(Dataset entries)
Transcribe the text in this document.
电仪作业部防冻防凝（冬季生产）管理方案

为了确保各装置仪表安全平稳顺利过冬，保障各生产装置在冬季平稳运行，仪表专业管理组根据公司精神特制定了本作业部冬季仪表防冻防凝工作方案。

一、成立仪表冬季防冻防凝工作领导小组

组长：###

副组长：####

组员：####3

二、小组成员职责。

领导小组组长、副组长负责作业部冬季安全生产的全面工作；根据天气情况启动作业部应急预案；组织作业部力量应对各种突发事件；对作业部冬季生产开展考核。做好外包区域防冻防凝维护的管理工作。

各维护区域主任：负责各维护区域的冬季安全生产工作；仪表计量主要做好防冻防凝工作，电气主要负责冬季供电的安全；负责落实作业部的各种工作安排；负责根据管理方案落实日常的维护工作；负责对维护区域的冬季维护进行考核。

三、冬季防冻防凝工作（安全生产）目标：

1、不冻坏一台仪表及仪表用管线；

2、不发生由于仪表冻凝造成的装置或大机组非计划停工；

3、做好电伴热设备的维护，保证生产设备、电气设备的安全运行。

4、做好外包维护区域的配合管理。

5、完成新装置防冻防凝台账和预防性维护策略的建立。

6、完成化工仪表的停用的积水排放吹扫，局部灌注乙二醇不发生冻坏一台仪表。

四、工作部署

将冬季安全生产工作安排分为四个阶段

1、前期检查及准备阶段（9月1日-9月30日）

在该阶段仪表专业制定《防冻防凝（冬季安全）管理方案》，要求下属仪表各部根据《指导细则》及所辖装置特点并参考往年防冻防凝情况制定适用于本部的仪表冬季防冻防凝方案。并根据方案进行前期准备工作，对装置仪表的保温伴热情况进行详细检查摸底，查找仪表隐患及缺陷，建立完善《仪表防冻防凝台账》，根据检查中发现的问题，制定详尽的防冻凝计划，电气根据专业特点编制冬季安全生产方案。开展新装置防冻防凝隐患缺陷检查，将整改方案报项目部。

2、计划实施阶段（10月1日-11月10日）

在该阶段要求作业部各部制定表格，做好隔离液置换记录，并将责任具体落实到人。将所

## WHAT THE TASK REQUIRES
Output each entry precisely as given.

## ANSWER TO THIS EXERCISE
Transcribe the text in this document.
电仪作业部防冻防凝（冬季生产）管理方案

为了确保各装置仪表安全平稳顺利过冬，保障各生产装置在冬季平稳运行，仪表专业管理组根据公司精神特制定了本作业部冬季仪表防冻防凝工作方案。

一、成立仪表冬季防冻防凝工作领导小组

组长：###

副组长：####

组员：####3

二、小组成员职责。

领导小组组长、副组长负责作业部冬季安全生产的全面工作；根据天气情况启动作业部应急预案；组织作业部力量应对各种突发事件；对作业部冬季生产开展考核。做好外包区域防冻防凝维护的管理工作。

各维护区域主任：负责各维护区域的冬季安全生产工作；仪表计量主要做好防冻防凝工作，电气主要负责冬季供电的安全；负责落实作业部的各种工作安排；负责根据管理方案落实日常的维护工作；负责对维护区域的冬季维护进行考核。

三、冬季防冻防凝工作（安全生产）目标：

1、不冻坏一台仪表及仪表用管线；

2、不发生由于仪表冻凝造成的装置或大机组非计划停工；

3、做好电伴热设备的维护，保证生产设备、电气设备的安全运行。

4、做好外包维护区域的配合管理。

5、完成新装置防冻防凝台账和预防性维护策略的建立。

6、完成化工仪表的停用的积水排放吹扫，局部灌注乙二醇不发生冻坏一台仪表。

四、工作部署

将冬季安全生产工作安排分为四个阶段

1、前期检查及准备阶段（9月1日-9月30日）

在该阶段仪表专业制定《防冻防凝（冬季安全）管理方案》，要求下属仪表各部根据《指导细则》及所辖装置特点并参考往年防冻防凝情况制定适用于本部的仪表冬季防冻防凝方案。并根据方案进行前期准备工作，对装置仪表的保温伴热情况进行详细检查摸底，查找仪表隐患及缺陷，建立完善《仪表防冻防凝台账》，根据检查中发现的问题，制定详尽的防冻凝计划，电气根据专业特点编制冬季安全生产方案。开展新装置防冻防凝隐患缺陷检查，将整改方案报项目部。

2、计划实施阶段（10月1日-11月10日）

在该阶段要求作业部各部制定表格，做好隔离液置换记录，并将责任具体落实到人。将所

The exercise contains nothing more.